- _Aim of the exercise_: Pick out each line below containing "Time".

Data entries for graphics
=====
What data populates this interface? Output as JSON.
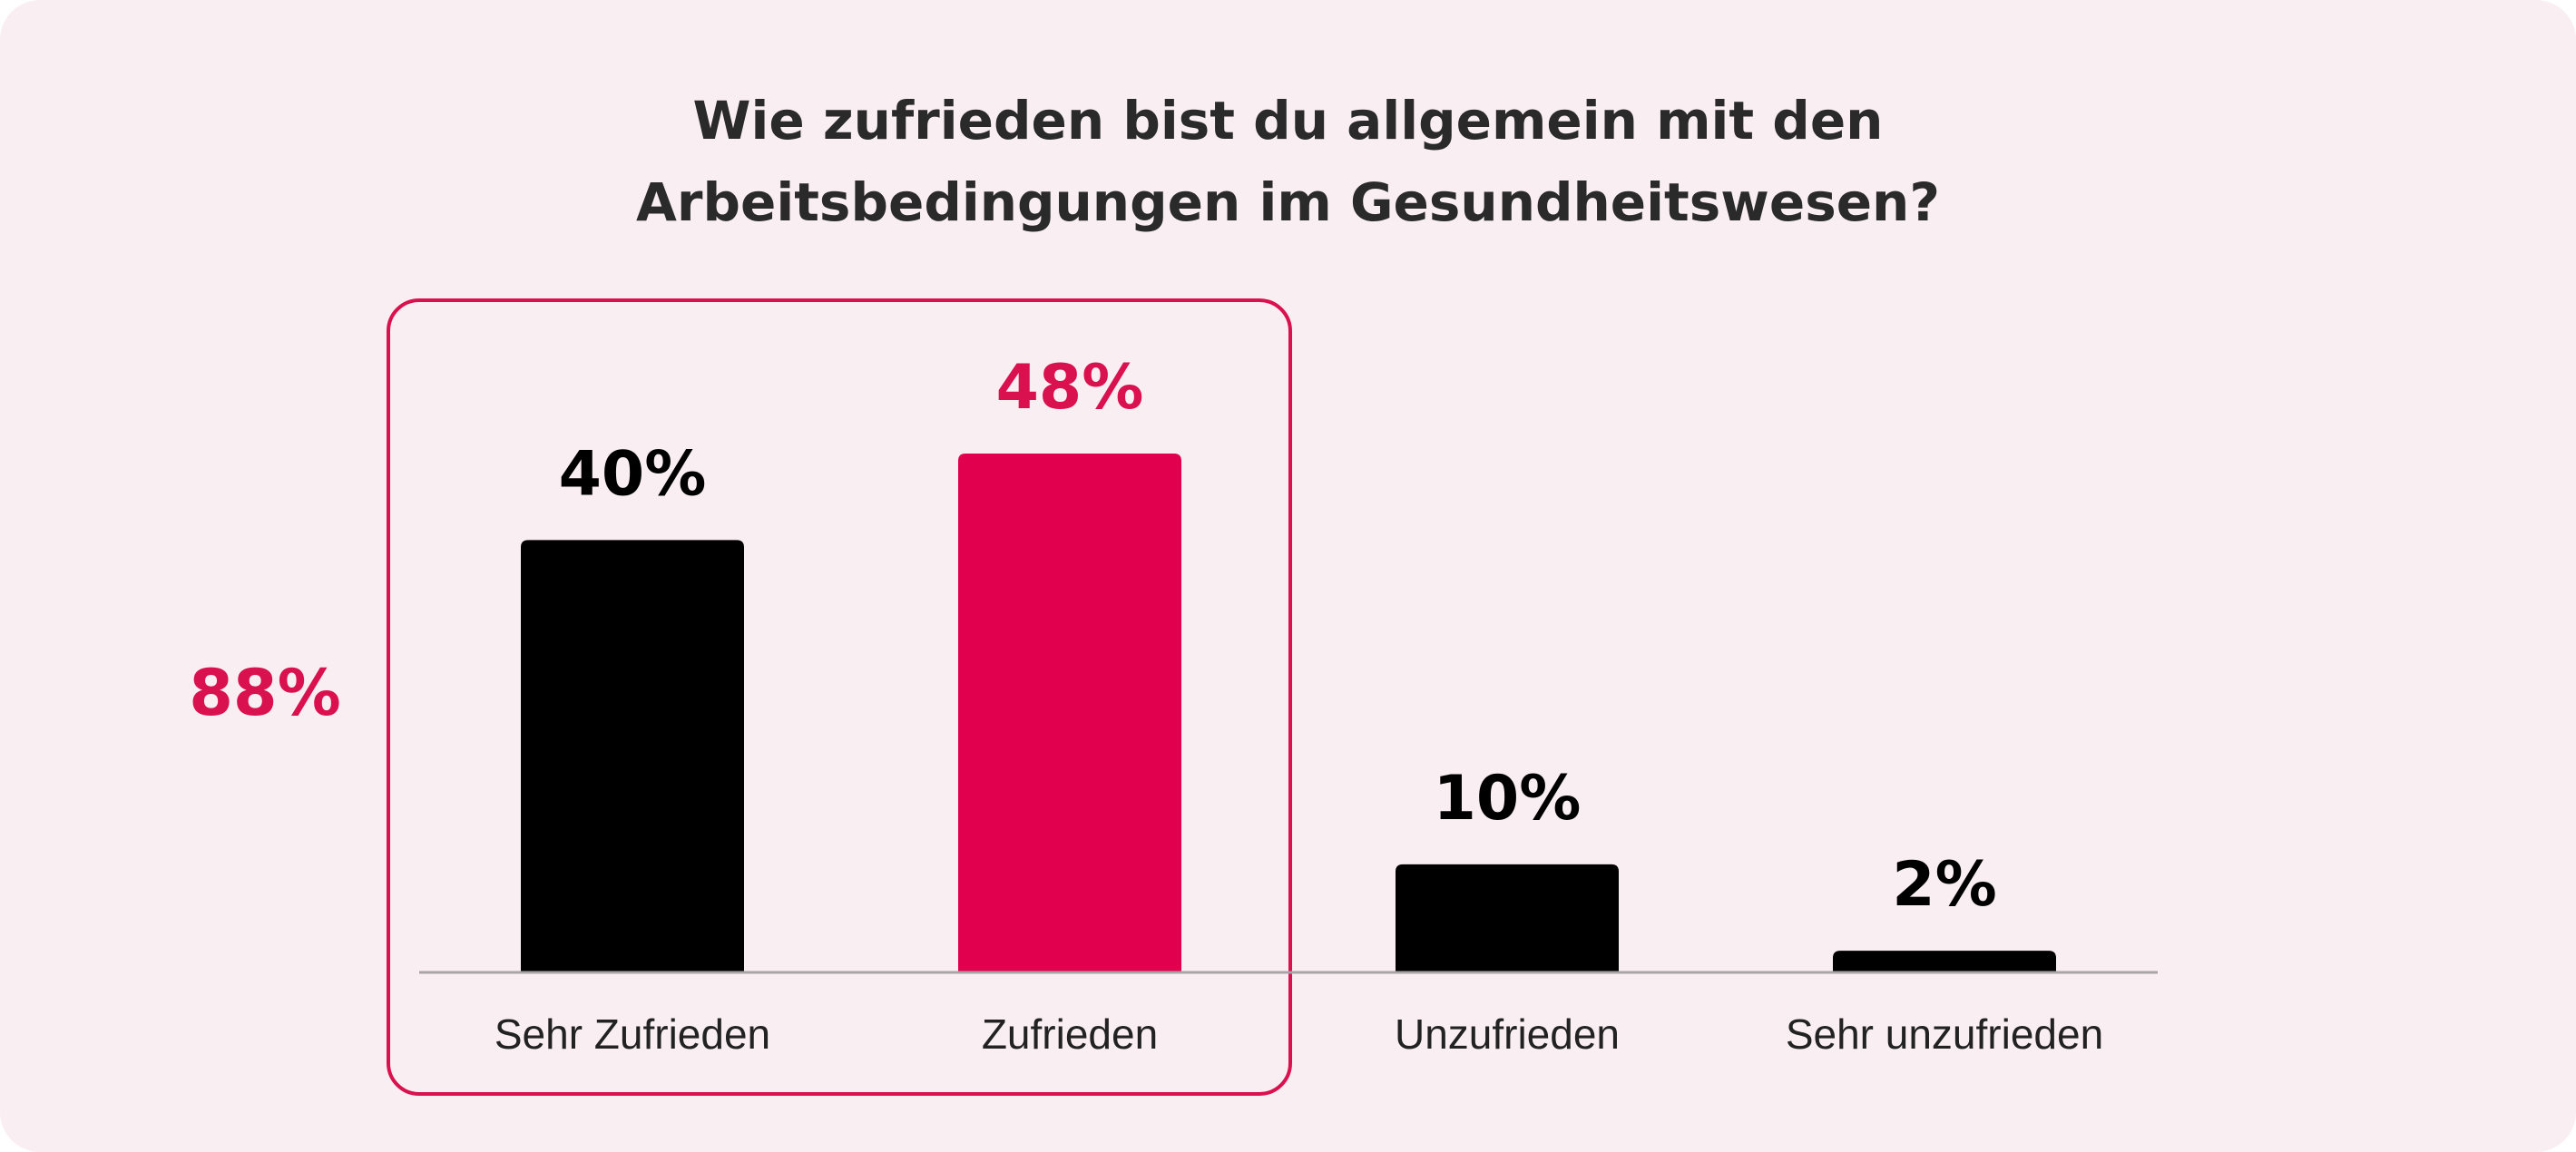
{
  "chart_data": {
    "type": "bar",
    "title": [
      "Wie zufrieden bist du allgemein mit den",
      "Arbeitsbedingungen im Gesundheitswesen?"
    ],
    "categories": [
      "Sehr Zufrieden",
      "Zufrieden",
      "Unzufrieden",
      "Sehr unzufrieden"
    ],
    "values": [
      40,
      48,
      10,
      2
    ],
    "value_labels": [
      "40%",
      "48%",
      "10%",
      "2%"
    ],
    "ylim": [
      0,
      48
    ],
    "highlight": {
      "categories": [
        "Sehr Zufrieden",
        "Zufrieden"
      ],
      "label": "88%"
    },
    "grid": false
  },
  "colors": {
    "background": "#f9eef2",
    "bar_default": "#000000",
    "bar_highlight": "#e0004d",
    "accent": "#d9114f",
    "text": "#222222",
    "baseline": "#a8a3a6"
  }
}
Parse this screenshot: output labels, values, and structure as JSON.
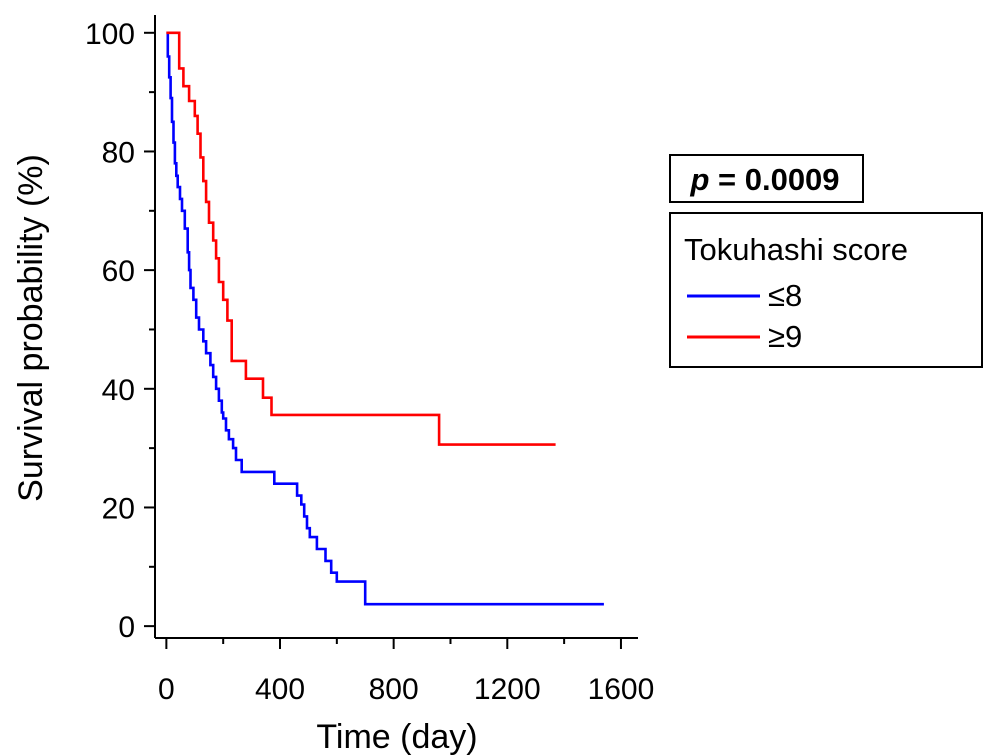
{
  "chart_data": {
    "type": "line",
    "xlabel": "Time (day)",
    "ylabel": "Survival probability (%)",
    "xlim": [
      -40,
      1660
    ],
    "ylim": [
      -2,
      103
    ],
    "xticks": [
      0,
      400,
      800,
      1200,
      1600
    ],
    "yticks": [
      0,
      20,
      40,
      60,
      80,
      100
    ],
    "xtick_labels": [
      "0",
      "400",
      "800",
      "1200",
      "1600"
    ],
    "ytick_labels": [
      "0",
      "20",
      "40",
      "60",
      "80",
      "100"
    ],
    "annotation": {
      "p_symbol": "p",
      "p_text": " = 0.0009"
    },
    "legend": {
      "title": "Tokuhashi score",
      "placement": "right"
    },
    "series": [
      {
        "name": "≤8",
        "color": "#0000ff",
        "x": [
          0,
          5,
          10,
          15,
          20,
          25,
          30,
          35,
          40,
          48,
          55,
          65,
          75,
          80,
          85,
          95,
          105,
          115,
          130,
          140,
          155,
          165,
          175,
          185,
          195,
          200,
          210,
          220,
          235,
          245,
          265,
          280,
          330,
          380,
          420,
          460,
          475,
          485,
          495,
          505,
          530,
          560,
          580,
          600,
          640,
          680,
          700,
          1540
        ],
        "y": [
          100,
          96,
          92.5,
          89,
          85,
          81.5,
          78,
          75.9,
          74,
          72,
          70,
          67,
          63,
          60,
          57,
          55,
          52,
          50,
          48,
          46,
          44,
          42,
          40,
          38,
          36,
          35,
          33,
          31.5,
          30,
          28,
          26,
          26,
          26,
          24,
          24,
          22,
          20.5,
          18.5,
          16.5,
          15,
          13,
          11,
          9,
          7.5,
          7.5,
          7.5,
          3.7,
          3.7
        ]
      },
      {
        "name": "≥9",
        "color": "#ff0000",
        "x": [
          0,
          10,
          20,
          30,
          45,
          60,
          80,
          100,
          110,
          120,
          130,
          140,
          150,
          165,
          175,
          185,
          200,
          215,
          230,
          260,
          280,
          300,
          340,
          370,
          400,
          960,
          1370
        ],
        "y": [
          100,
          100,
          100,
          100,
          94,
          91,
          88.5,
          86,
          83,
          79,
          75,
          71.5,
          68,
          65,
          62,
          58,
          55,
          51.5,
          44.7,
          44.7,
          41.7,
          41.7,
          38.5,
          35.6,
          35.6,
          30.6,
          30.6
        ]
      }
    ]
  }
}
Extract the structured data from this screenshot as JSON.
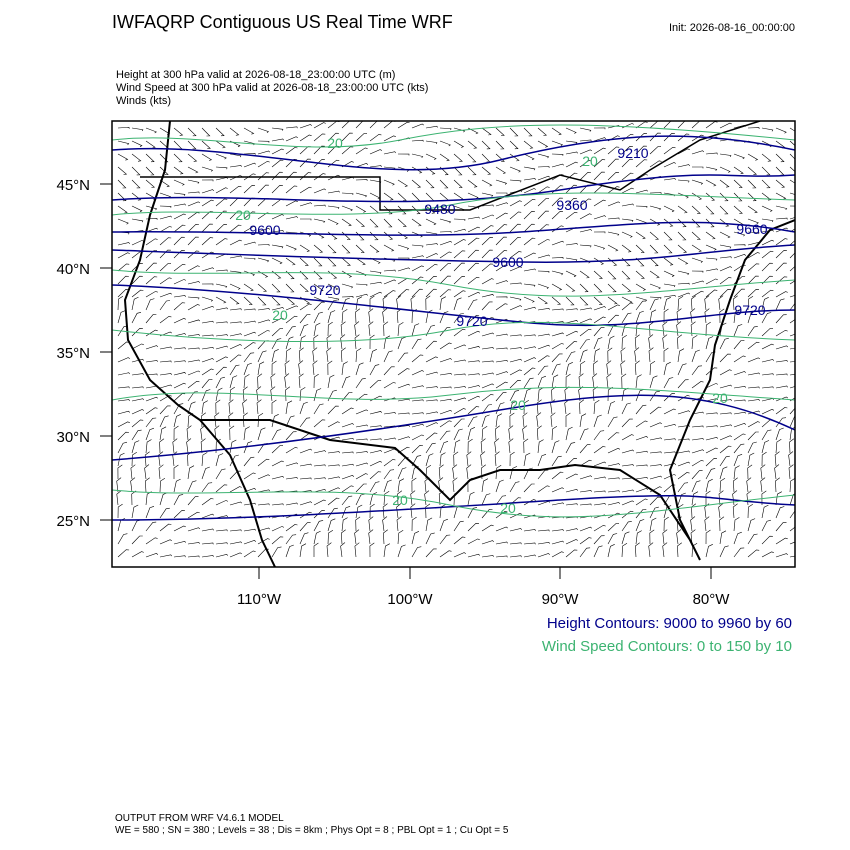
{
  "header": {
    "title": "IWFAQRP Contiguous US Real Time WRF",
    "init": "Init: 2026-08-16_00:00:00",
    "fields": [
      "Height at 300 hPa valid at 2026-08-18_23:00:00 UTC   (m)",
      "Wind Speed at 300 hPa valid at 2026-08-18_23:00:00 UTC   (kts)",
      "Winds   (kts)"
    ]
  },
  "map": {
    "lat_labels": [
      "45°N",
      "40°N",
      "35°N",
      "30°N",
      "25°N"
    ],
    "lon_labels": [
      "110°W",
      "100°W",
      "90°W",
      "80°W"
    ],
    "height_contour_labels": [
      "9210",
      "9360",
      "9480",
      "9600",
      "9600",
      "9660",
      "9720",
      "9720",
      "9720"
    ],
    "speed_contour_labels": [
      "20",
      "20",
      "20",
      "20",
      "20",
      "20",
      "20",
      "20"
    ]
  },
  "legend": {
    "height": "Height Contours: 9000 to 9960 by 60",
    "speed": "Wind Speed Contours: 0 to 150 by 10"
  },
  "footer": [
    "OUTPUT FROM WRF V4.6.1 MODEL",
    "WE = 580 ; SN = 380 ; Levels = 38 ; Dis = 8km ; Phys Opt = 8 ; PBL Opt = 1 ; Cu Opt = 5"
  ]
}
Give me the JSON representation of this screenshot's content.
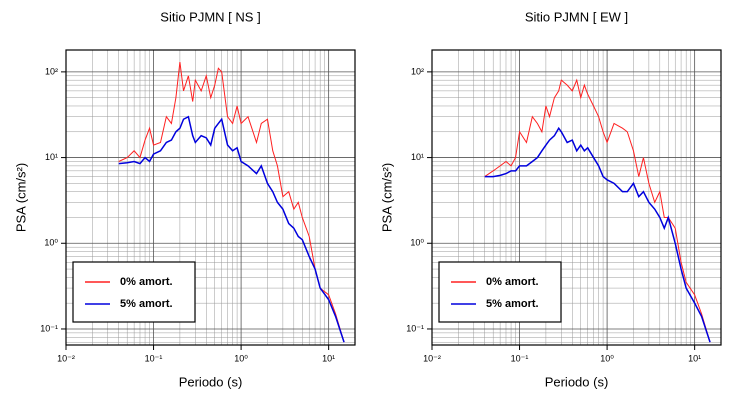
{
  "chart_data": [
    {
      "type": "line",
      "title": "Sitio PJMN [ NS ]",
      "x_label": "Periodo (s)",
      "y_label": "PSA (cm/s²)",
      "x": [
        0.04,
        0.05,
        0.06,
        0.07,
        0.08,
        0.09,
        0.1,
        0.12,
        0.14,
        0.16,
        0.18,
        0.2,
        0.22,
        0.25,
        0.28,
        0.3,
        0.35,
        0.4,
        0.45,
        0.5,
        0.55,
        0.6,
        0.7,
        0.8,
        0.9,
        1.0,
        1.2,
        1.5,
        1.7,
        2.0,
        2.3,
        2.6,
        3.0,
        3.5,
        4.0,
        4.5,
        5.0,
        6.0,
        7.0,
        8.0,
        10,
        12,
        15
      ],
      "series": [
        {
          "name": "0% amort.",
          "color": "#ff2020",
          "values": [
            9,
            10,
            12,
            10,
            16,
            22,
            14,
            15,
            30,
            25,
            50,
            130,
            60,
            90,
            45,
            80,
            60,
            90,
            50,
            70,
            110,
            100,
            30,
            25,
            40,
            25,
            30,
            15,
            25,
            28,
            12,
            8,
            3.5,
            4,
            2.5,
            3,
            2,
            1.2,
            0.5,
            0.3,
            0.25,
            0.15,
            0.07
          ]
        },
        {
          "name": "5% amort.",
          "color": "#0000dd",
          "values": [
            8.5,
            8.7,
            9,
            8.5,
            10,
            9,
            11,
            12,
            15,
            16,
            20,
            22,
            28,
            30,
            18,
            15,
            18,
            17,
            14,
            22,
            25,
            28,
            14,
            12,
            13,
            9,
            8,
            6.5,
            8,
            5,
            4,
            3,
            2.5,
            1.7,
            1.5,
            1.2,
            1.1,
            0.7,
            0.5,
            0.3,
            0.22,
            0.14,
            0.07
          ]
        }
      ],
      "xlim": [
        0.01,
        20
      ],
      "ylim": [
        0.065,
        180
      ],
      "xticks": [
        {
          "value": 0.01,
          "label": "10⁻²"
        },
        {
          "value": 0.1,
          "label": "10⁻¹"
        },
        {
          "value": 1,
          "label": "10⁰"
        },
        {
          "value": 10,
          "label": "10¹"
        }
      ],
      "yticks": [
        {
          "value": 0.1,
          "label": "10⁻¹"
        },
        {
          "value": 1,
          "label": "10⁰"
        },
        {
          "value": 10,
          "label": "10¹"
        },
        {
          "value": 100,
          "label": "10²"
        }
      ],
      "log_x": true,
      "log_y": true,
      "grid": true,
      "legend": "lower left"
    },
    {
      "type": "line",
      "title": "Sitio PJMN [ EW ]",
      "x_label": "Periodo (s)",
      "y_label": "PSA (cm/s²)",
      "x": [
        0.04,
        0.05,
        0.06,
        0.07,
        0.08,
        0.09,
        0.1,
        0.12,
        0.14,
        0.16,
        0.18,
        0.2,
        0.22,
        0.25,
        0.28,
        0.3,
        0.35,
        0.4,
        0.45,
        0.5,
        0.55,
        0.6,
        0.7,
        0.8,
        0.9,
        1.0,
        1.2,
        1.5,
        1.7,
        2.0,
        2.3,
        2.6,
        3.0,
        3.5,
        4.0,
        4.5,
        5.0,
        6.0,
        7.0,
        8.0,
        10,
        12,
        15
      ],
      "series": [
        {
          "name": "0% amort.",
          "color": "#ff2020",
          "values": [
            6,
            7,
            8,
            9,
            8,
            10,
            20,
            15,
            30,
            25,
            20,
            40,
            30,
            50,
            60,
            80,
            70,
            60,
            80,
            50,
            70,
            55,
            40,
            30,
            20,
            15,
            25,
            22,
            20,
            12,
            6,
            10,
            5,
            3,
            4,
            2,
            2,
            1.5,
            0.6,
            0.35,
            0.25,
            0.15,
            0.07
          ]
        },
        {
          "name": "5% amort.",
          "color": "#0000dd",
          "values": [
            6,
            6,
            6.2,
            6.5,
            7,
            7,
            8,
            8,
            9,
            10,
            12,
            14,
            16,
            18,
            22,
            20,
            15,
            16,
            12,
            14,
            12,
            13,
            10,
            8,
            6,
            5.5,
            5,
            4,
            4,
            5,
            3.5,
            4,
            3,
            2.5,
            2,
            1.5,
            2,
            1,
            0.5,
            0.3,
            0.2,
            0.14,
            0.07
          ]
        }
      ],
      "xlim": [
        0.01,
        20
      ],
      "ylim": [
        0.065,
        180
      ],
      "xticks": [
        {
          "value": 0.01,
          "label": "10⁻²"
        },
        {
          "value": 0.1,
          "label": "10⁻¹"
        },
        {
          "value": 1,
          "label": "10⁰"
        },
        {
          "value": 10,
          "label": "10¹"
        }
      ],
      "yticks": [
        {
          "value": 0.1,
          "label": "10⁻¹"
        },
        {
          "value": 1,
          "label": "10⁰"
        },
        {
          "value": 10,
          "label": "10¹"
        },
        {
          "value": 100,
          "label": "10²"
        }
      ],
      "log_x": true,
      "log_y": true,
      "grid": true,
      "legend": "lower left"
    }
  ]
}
=====
- _Answer to the exercise_:
    "xlabel": "Time (day)",
    "title": "IWFAQRP Contiguous US Real Time WRF",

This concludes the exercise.